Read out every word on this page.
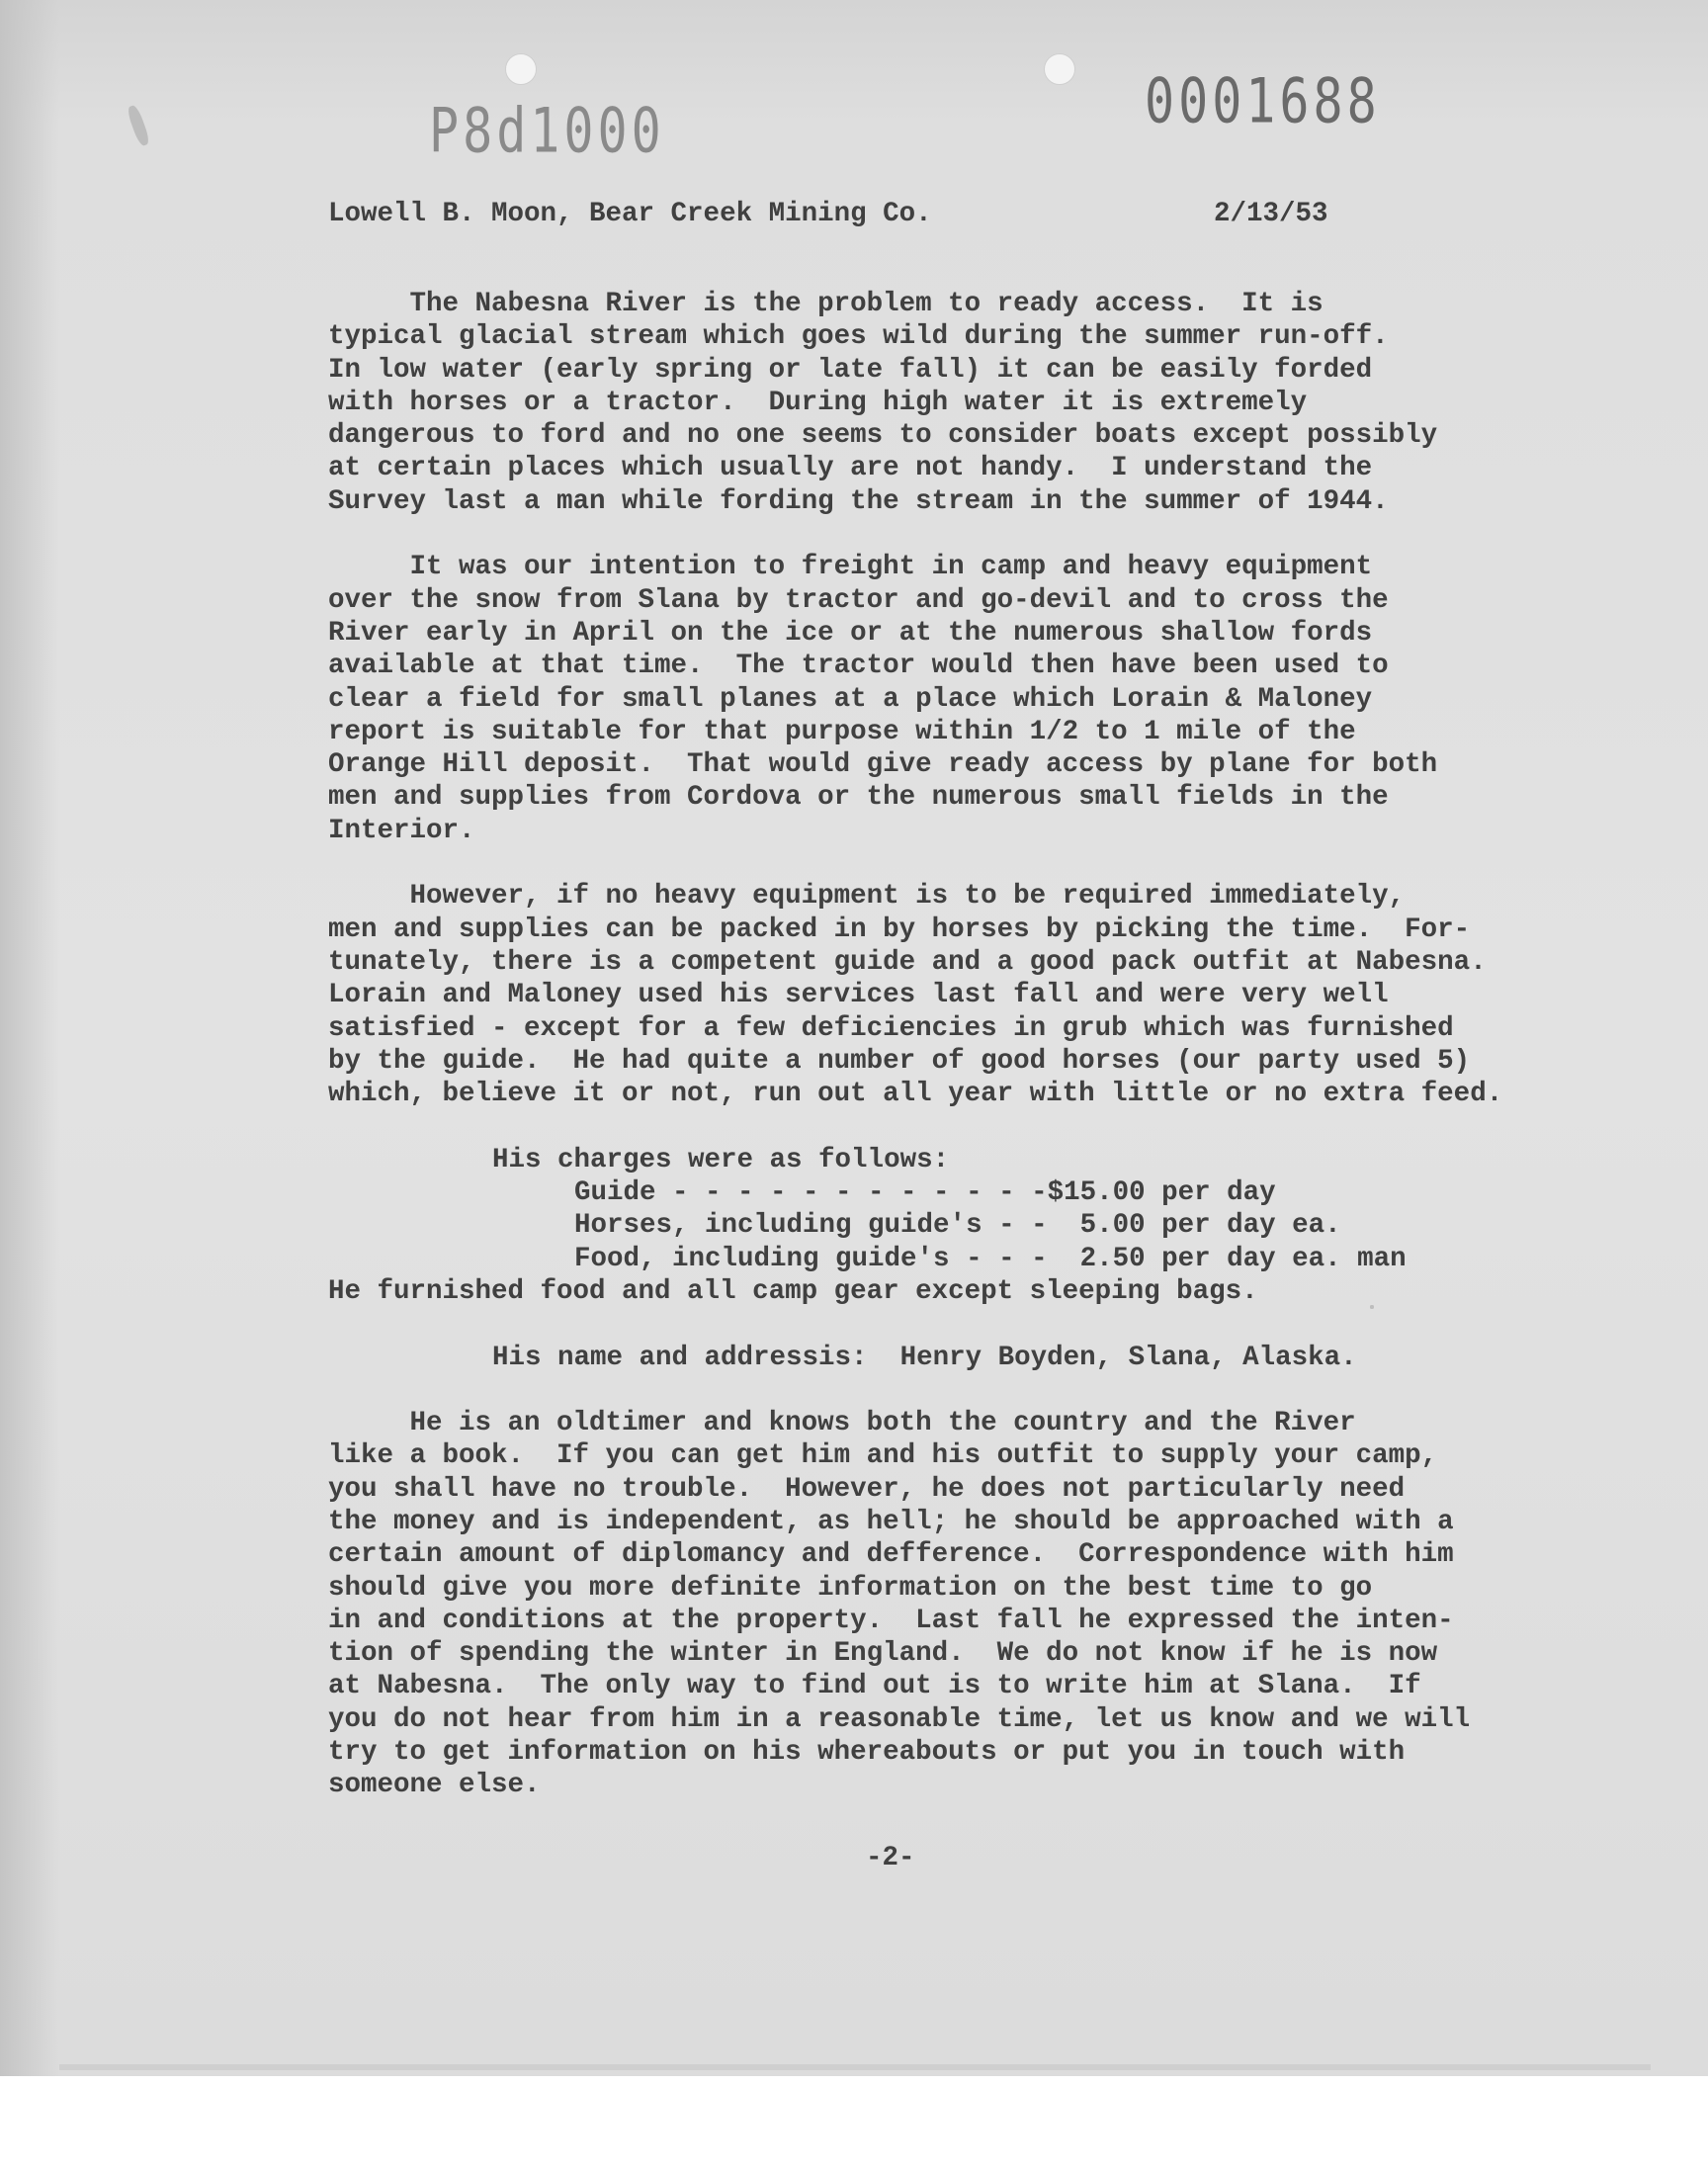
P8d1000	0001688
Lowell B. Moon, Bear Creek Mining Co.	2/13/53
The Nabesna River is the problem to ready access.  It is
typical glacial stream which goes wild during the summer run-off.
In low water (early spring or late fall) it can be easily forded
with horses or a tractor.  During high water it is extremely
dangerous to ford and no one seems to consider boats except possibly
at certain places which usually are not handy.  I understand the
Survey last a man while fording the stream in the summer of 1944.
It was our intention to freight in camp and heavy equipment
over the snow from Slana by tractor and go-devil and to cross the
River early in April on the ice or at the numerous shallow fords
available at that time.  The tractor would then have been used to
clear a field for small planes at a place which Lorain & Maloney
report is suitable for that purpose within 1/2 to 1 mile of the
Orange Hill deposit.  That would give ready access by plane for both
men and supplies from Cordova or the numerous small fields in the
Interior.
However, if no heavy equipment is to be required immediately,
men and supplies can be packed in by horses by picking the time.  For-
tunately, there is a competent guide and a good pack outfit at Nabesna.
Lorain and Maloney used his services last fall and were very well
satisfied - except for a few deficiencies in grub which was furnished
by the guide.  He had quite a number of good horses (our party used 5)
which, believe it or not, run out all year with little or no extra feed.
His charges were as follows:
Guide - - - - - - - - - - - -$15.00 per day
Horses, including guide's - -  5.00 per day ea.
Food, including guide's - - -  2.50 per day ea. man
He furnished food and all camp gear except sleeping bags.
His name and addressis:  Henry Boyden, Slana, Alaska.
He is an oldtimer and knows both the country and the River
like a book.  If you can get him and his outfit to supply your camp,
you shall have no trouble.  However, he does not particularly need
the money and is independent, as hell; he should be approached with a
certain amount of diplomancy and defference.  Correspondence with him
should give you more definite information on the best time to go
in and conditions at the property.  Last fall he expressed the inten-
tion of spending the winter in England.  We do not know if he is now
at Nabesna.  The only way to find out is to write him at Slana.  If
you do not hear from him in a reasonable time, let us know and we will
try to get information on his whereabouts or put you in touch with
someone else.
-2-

☆ ☆ ☆ ☆ ☆

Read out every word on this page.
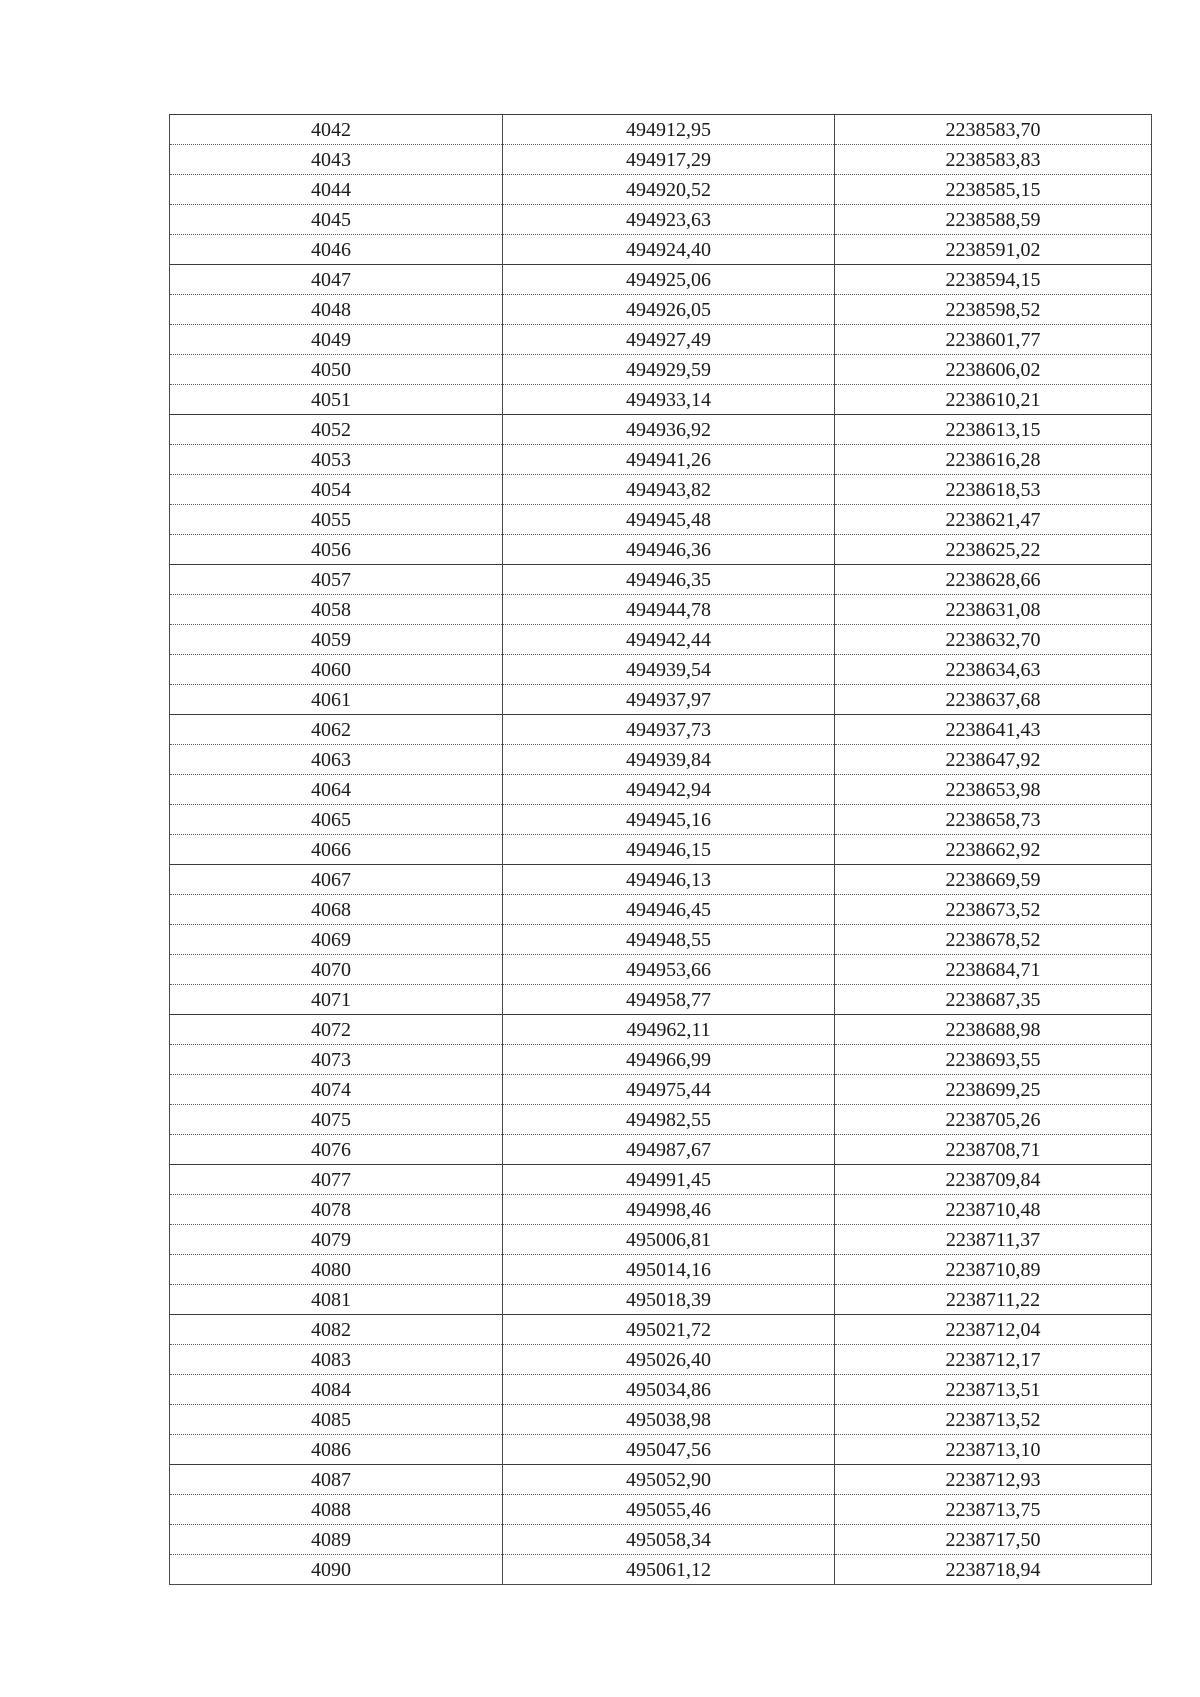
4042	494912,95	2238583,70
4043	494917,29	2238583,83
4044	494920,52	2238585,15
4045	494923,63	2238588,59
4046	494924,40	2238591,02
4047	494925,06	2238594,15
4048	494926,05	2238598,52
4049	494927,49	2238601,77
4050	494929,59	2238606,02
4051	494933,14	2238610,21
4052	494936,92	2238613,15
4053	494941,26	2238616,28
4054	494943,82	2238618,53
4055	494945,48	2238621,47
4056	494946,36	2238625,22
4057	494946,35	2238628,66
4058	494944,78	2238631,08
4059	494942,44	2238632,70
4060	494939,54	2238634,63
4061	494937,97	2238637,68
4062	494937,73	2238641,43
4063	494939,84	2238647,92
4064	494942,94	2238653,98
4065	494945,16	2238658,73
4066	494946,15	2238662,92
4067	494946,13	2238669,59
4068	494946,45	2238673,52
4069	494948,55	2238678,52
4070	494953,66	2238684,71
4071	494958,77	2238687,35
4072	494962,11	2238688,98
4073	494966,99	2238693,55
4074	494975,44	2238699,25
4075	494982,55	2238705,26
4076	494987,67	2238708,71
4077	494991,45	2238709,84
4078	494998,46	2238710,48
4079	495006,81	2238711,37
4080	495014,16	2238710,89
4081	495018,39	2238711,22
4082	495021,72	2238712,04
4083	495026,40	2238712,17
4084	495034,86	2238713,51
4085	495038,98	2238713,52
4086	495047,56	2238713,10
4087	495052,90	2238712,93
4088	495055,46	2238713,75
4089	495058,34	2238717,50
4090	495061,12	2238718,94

☆ ☆ ☆ ☆ ☆

- **Set task**
Pull every line containing "However" out of the data above.

- **Response to the task**
However, if no heavy equipment is to be required immediately,
you shall have no trouble.  However, he does not particularly need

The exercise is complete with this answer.